RAW DATA

==========

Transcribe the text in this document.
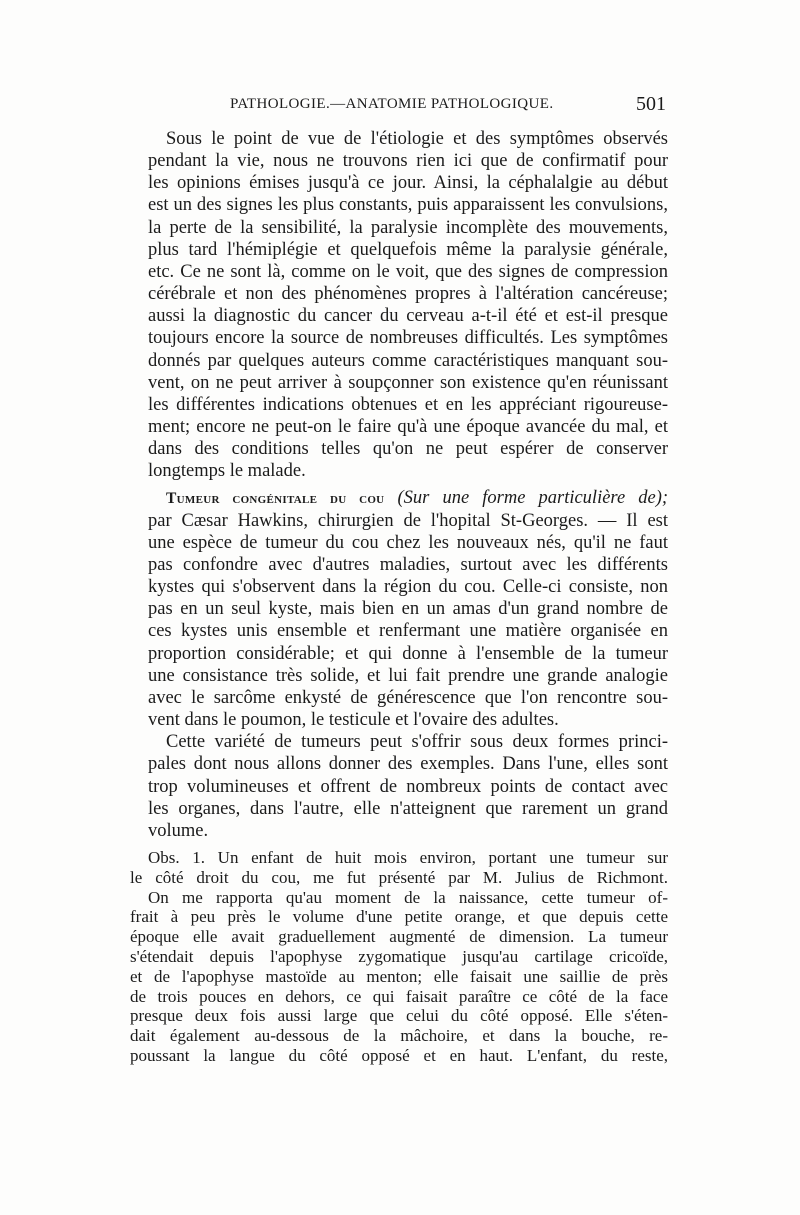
PATHOLOGIE.—ANATOMIE PATHOLOGIQUE.	501
Sous le point de vue de l'étiologie et des symptômes observés
pendant la vie, nous ne trouvons rien ici que de confirmatif pour
les opinions émises jusqu'à ce jour. Ainsi, la céphalalgie au début
est un des signes les plus constants, puis apparaissent les convulsions,
la perte de la sensibilité, la paralysie incomplète des mouvements,
plus tard l'hémiplégie et quelquefois même la paralysie générale,
etc. Ce ne sont là, comme on le voit, que des signes de compression
cérébrale et non des phénomènes propres à l'altération cancéreuse;
aussi la diagnostic du cancer du cerveau a-t-il été et est-il presque
toujours encore la source de nombreuses difficultés. Les symptômes
donnés par quelques auteurs comme caractéristiques manquant sou-
vent, on ne peut arriver à soupçonner son existence qu'en réunissant
les différentes indications obtenues et en les appréciant rigoureuse-
ment; encore ne peut-on le faire qu'à une époque avancée du mal, et
dans des conditions telles qu'on ne peut espérer de conserver
longtemps le malade.
Tumeur congénitale du cou (Sur une forme particulière de);
par Cæsar Hawkins, chirurgien de l'hopital St-Georges. — Il est
une espèce de tumeur du cou chez les nouveaux nés, qu'il ne faut
pas confondre avec d'autres maladies, surtout avec les différents
kystes qui s'observent dans la région du cou. Celle-ci consiste, non
pas en un seul kyste, mais bien en un amas d'un grand nombre de
ces kystes unis ensemble et renfermant une matière organisée en
proportion considérable; et qui donne à l'ensemble de la tumeur
une consistance très solide, et lui fait prendre une grande analogie
avec le sarcôme enkysté de générescence que l'on rencontre sou-
vent dans le poumon, le testicule et l'ovaire des adultes.
Cette variété de tumeurs peut s'offrir sous deux formes princi-
pales dont nous allons donner des exemples. Dans l'une, elles sont
trop volumineuses et offrent de nombreux points de contact avec
les organes, dans l'autre, elle n'atteignent que rarement un grand
volume.
Obs. 1. Un enfant de huit mois environ, portant une tumeur sur
le côté droit du cou, me fut présenté par M. Julius de Richmont.
On me rapporta qu'au moment de la naissance, cette tumeur of-
frait à peu près le volume d'une petite orange, et que depuis cette
époque elle avait graduellement augmenté de dimension. La tumeur
s'étendait depuis l'apophyse zygomatique jusqu'au cartilage cricoïde,
et de l'apophyse mastoïde au menton; elle faisait une saillie de près
de trois pouces en dehors, ce qui faisait paraître ce côté de la face
presque deux fois aussi large que celui du côté opposé. Elle s'éten-
dait également au-dessous de la mâchoire, et dans la bouche, re-
poussant la langue du côté opposé et en haut. L'enfant, du reste,
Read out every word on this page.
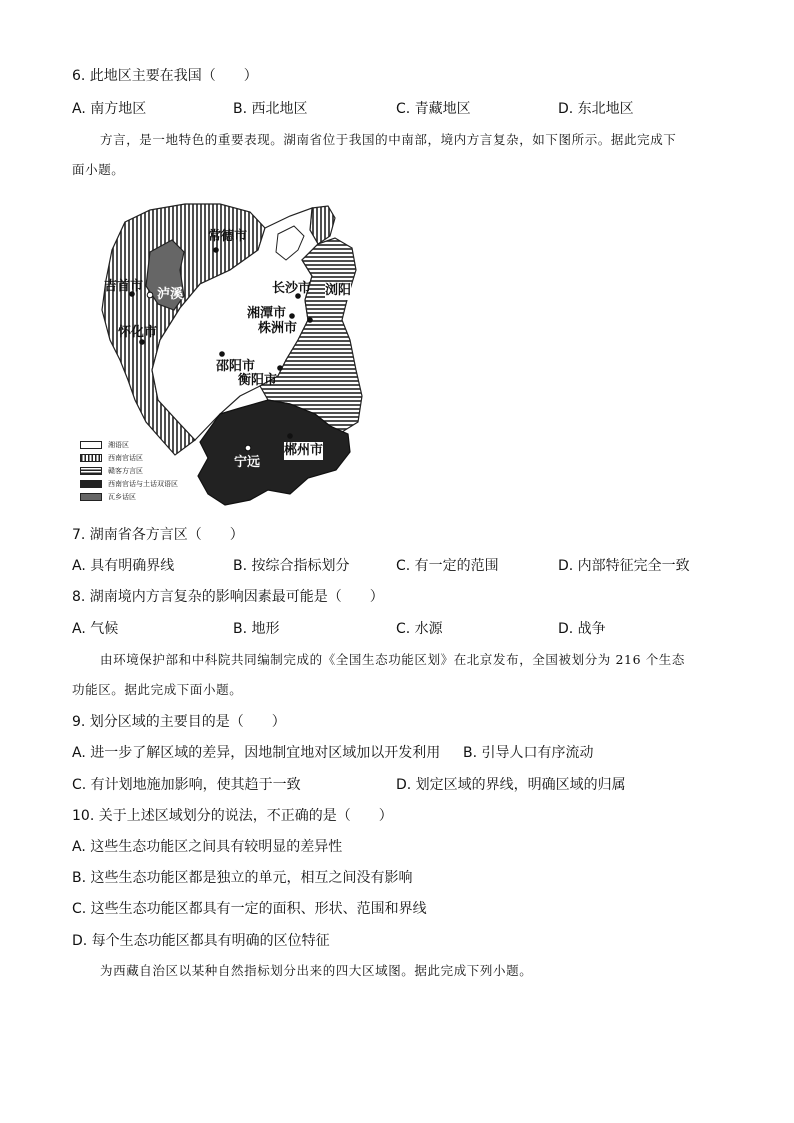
6. 此地区主要在我国（　　）
A. 南方地区	B. 西北地区	C. 青藏地区	D. 东北地区
方言，是一地特色的重要表现。湖南省位于我国的中南部，境内方言复杂，如下图所示。据此完成下
面小题。
常德市
吉首市
泸溪
怀化市
长沙市 浏阳
湘潭市
株洲市
邵阳市
衡阳市
宁远
郴州市
湘语区
西南官话区
赣客方言区
西南官话与土话双语区
瓦乡话区
7. 湖南省各方言区（　　）
A. 具有明确界线	B. 按综合指标划分	C. 有一定的范围	D. 内部特征完全一致
8. 湖南境内方言复杂的影响因素最可能是（　　）
A. 气候	B. 地形	C. 水源	D. 战争
由环境保护部和中科院共同编制完成的《全国生态功能区划》在北京发布，全国被划分为 216 个生态
功能区。据此完成下面小题。
9. 划分区域的主要目的是（　　）
A. 进一步了解区域的差异，因地制宜地对区域加以开发利用 B. 引导人口有序流动
C. 有计划地施加影响，使其趋于一致	D. 划定区域的界线，明确区域的归属
10. 关于上述区域划分的说法，不正确的是（　　）
A. 这些生态功能区之间具有较明显的差异性
B. 这些生态功能区都是独立的单元，相互之间没有影响
C. 这些生态功能区都具有一定的面积、形状、范围和界线
D. 每个生态功能区都具有明确的区位特征
为西藏自治区以某种自然指标划分出来的四大区域图。据此完成下列小题。
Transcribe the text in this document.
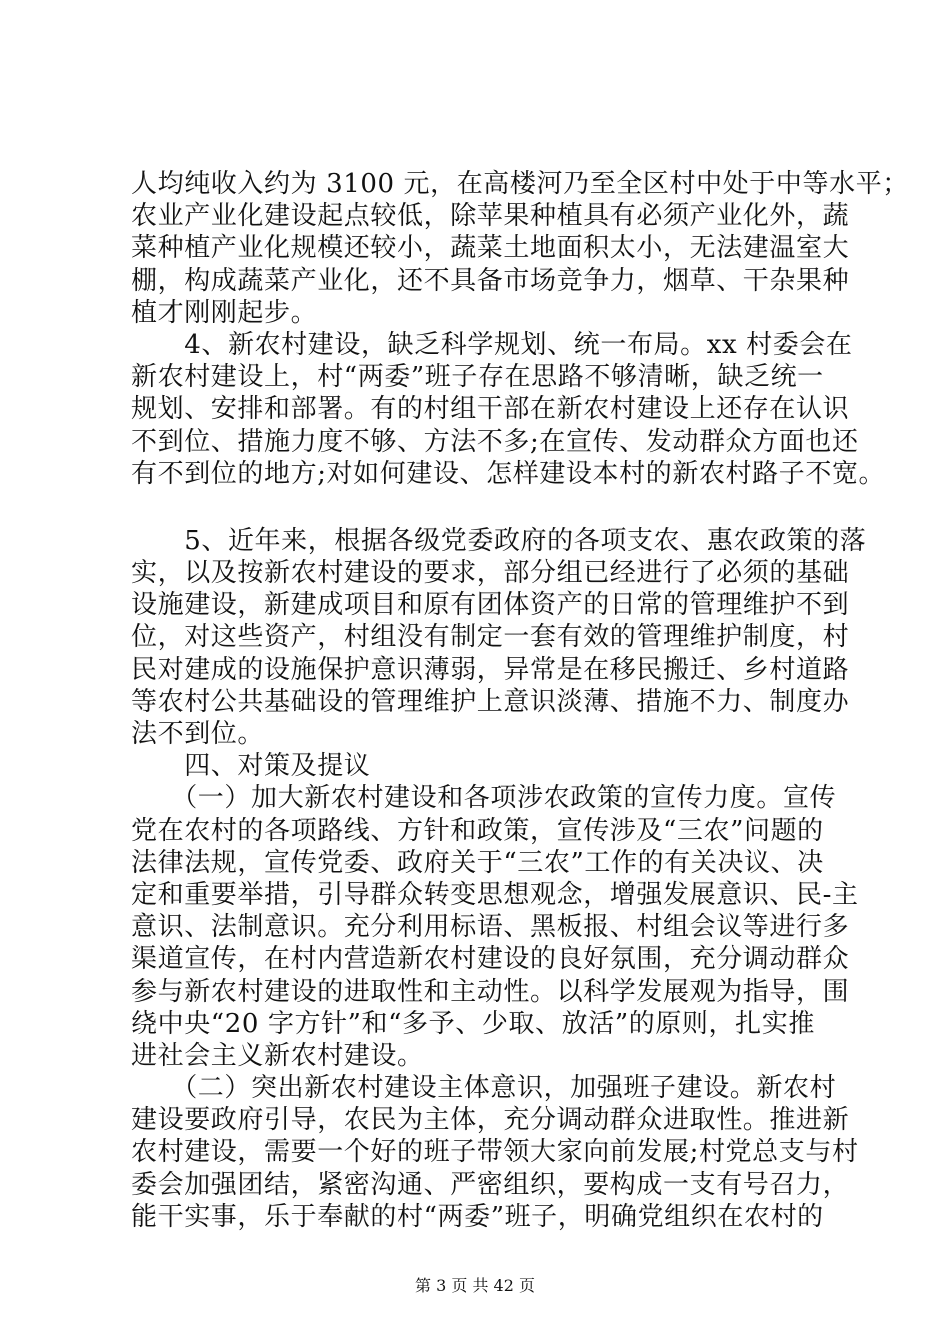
人均纯收入约为 3100 元，在高楼河乃至全区村中处于中等水平；
农业产业化建设起点较低，除苹果种植具有必须产业化外，蔬
菜种植产业化规模还较小，蔬菜土地面积太小，无法建温室大
棚，构成蔬菜产业化，还不具备市场竞争力，烟草、干杂果种
植才刚刚起步。
　　4、新农村建设，缺乏科学规划、统一布局。xx 村委会在
新农村建设上，村“两委”班子存在思路不够清晰，缺乏统一
规划、安排和部署。有的村组干部在新农村建设上还存在认识
不到位、措施力度不够、方法不多;在宣传、发动群众方面也还
有不到位的地方;对如何建设、怎样建设本村的新农村路子不宽。
　　5、近年来，根据各级党委政府的各项支农、惠农政策的落
实，以及按新农村建设的要求，部分组已经进行了必须的基础
设施建设，新建成项目和原有团体资产的日常的管理维护不到
位，对这些资产，村组没有制定一套有效的管理维护制度，村
民对建成的设施保护意识薄弱，异常是在移民搬迁、乡村道路
等农村公共基础设的管理维护上意识淡薄、措施不力、制度办
法不到位。
　　四、对策及提议
　　（一）加大新农村建设和各项涉农政策的宣传力度。宣传
党在农村的各项路线、方针和政策，宣传涉及“三农”问题的
法律法规，宣传党委、政府关于“三农”工作的有关决议、决
定和重要举措，引导群众转变思想观念，增强发展意识、民-主
意识、法制意识。充分利用标语、黑板报、村组会议等进行多
渠道宣传，在村内营造新农村建设的良好氛围，充分调动群众
参与新农村建设的进取性和主动性。以科学发展观为指导，围
绕中央“20 字方针”和“多予、少取、放活”的原则，扎实推
进社会主义新农村建设。
　　（二）突出新农村建设主体意识，加强班子建设。新农村
建设要政府引导，农民为主体，充分调动群众进取性。推进新
农村建设，需要一个好的班子带领大家向前发展;村党总支与村
委会加强团结，紧密沟通、严密组织，要构成一支有号召力，
能干实事，乐于奉献的村“两委”班子，明确党组织在农村的
第 3 页 共 42 页
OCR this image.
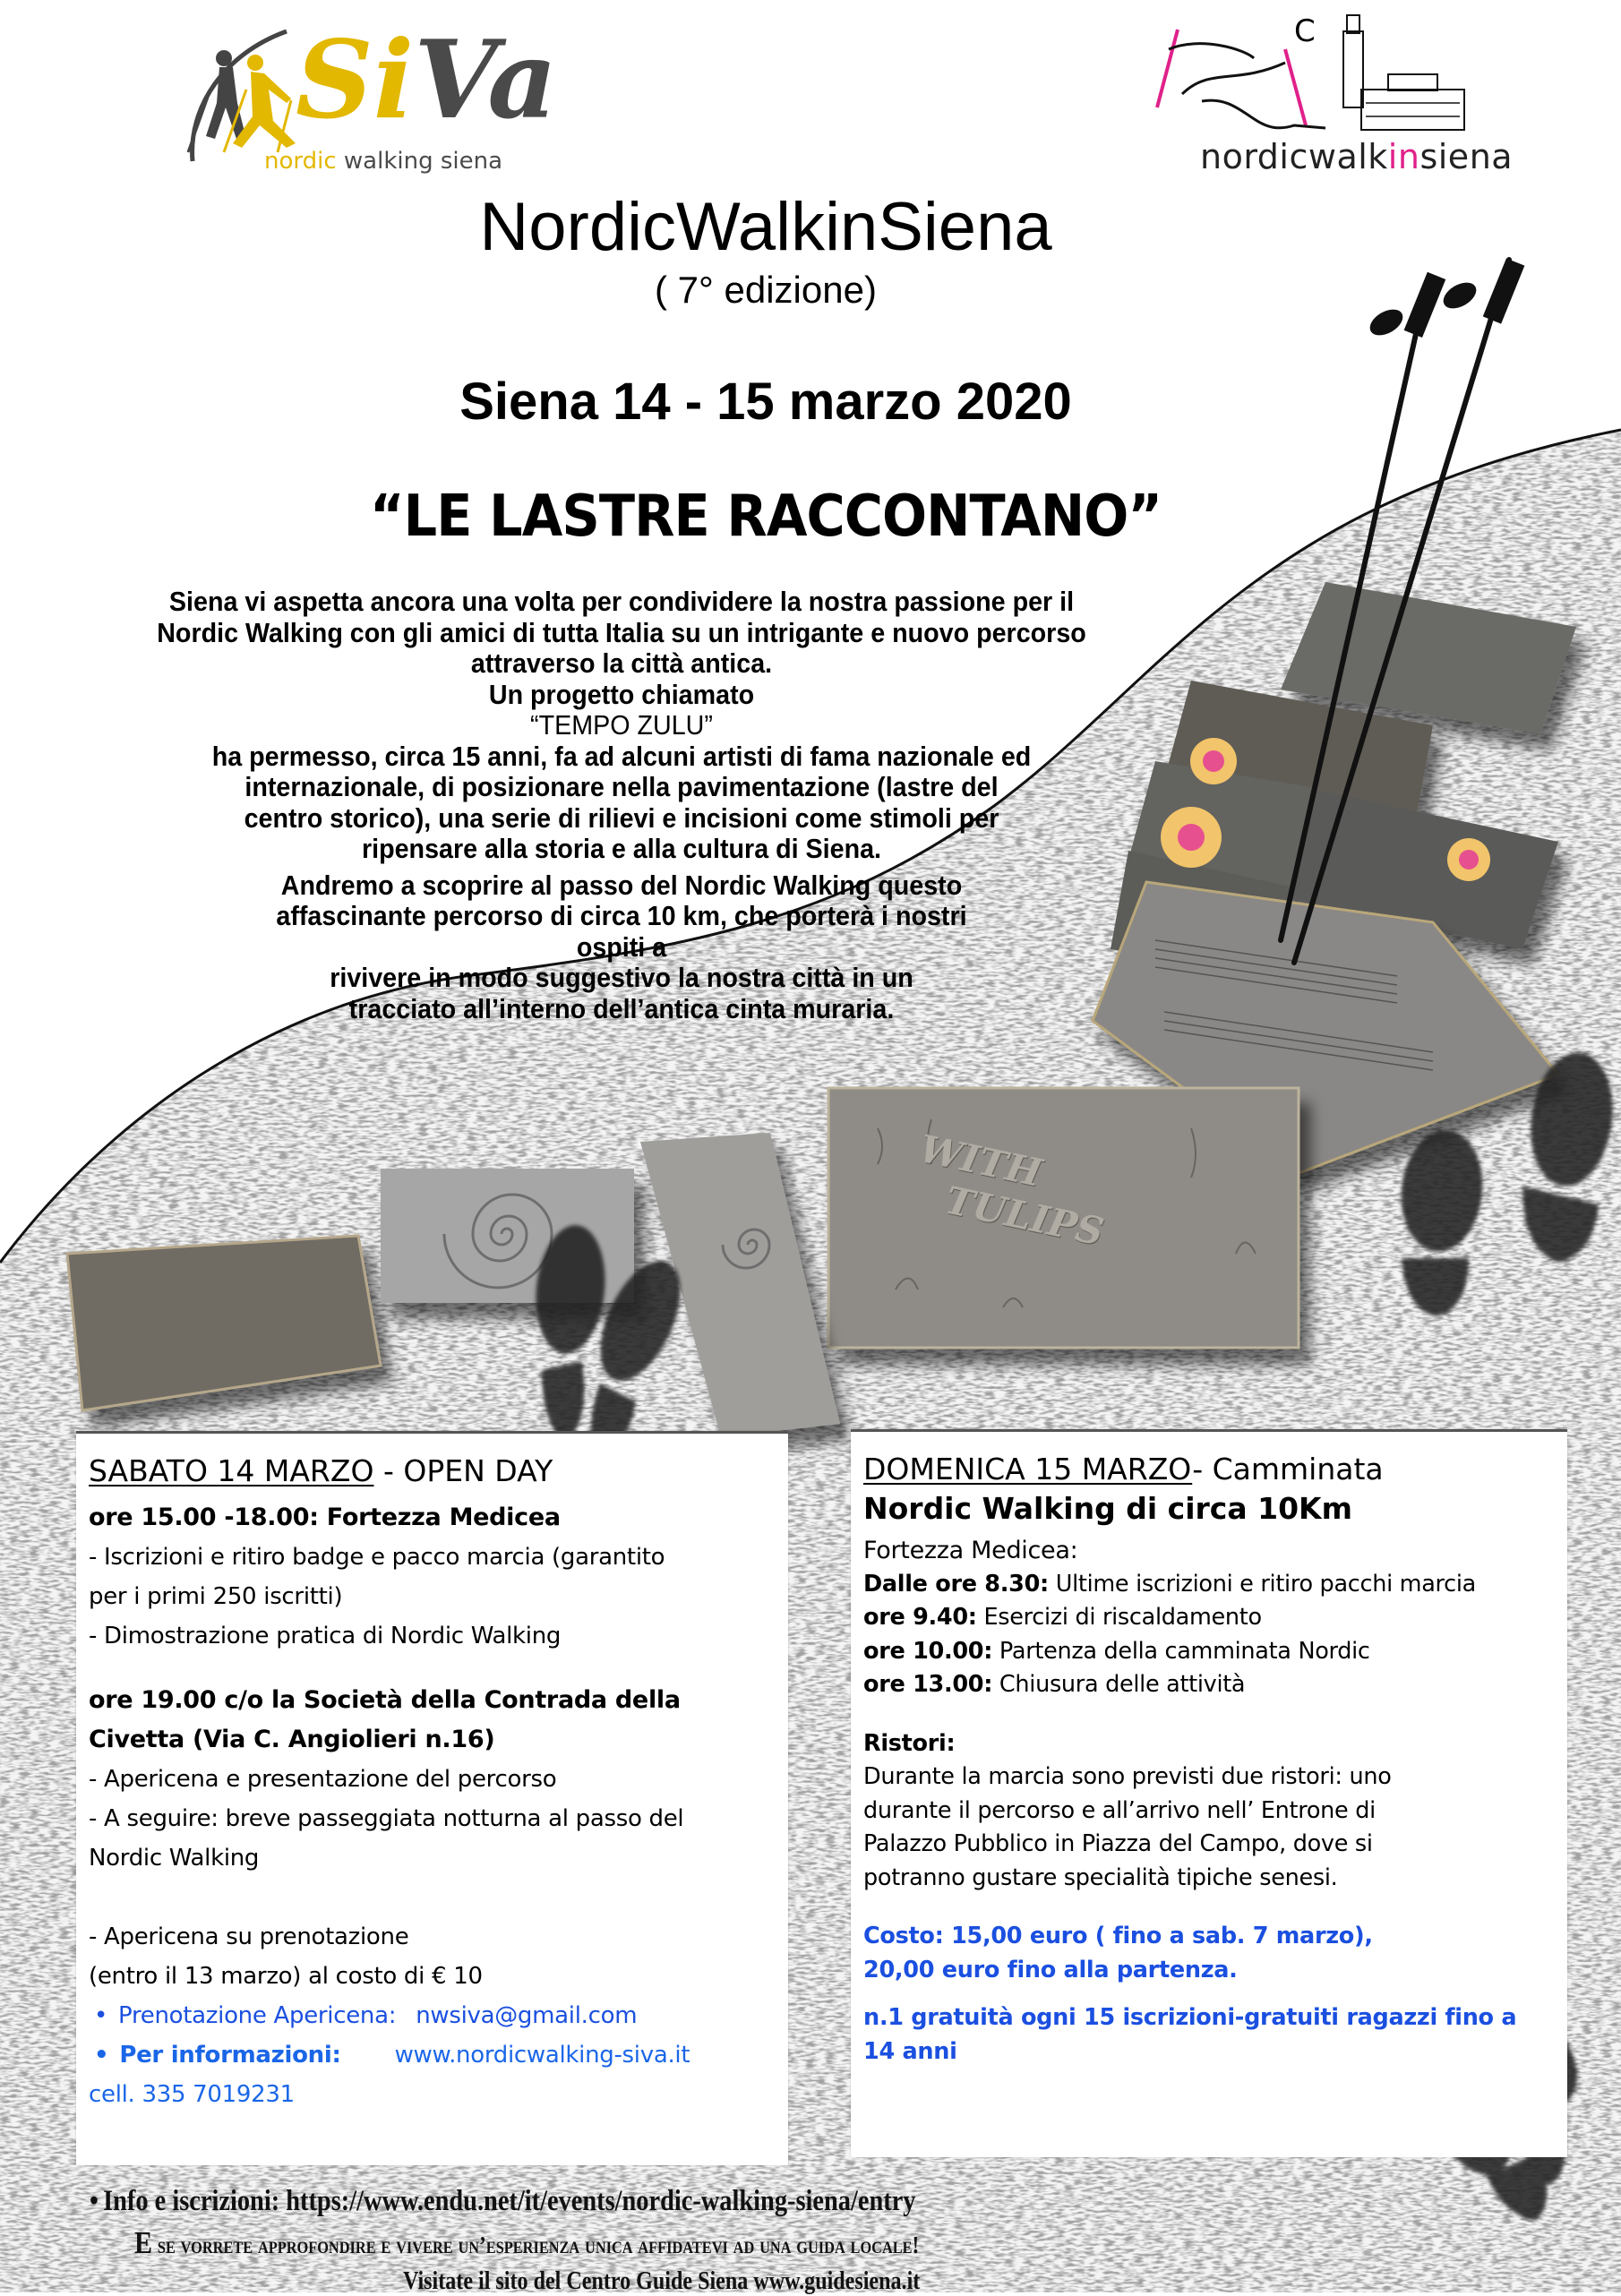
WITH
TULIPS
SiVa
nordic walking siena
C
nordicwalkinsiena
NordicWalkinSiena
( 7° edizione)
Siena 14 - 15 marzo 2020
“LE LASTRE RACCONTANO”

Siena vi aspetta ancora una volta per condividere la nostra passione per il

Nordic Walking con gli amici di tutta Italia su un intrigante e nuovo percorso

attraverso la città antica.

Un progetto chiamato

“TEMPO ZULU”

ha permesso, circa 15 anni, fa ad alcuni artisti di fama nazionale ed

internazionale, di posizionare nella pavimentazione (lastre del

centro storico), una serie di rilievi e incisioni come stimoli per

ripensare alla storia e alla cultura di Siena.

Andremo a scoprire al passo del Nordic Walking questo

affascinante percorso di circa 10 km, che porterà i nostri

ospiti a

rivivere in modo suggestivo la nostra città in un

tracciato all’interno dell’antica cinta muraria.

SABATO 14 MARZO - OPEN DAY
ore 15.00 -18.00: Fortezza Medicea
- Iscrizioni e ritiro badge e pacco marcia (garantito
per i primi 250 iscritti)
- Dimostrazione pratica di Nordic Walking
ore 19.00 c/o la Società della Contrada della
Civetta (Via C. Angiolieri n.16)
- Apericena e presentazione del percorso
- A seguire: breve passeggiata notturna al passo del
Nordic Walking
- Apericena su prenotazione
(entro il 13 marzo) al costo di € 10
• Prenotazione Apericena: nwsiva@gmail.com
• Per informazioni: www.nordicwalking-siva.it
cell. 335 7019231
DOMENICA 15 MARZO- Camminata
Nordic Walking di circa 10Km
Fortezza Medicea:
Dalle ore 8.30: Ultime iscrizioni e ritiro pacchi marcia
ore 9.40: Esercizi di riscaldamento
ore 10.00: Partenza della camminata Nordic
ore 13.00: Chiusura delle attività
Ristori:
Durante la marcia sono previsti due ristori: uno
durante il percorso e all’arrivo nell’ Entrone di
Palazzo Pubblico in Piazza del Campo, dove si
potranno gustare specialità tipiche senesi.
Costo: 15,00 euro ( fino a sab. 7 marzo),
20,00 euro fino alla partenza.
n.1 gratuità ogni 15 iscrizioni-gratuiti ragazzi fino a
14 anni
• Info e iscrizioni: https://www.endu.net/it/events/nordic-walking-siena/entry
E se vorrete approfondire e vivere un’esperienza unica affidatevi ad una guida locale!
Visitate il sito del Centro Guide Siena www.guidesiena.it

==========

WHAT TO DO
Collect each line containing the string "marcia".

THE ANSWER
- Iscrizioni e ritiro badge e pacco marcia (garantito
Dalle ore 8.30: Ultime iscrizioni e ritiro pacchi marcia
Durante la marcia sono previsti due ristori: uno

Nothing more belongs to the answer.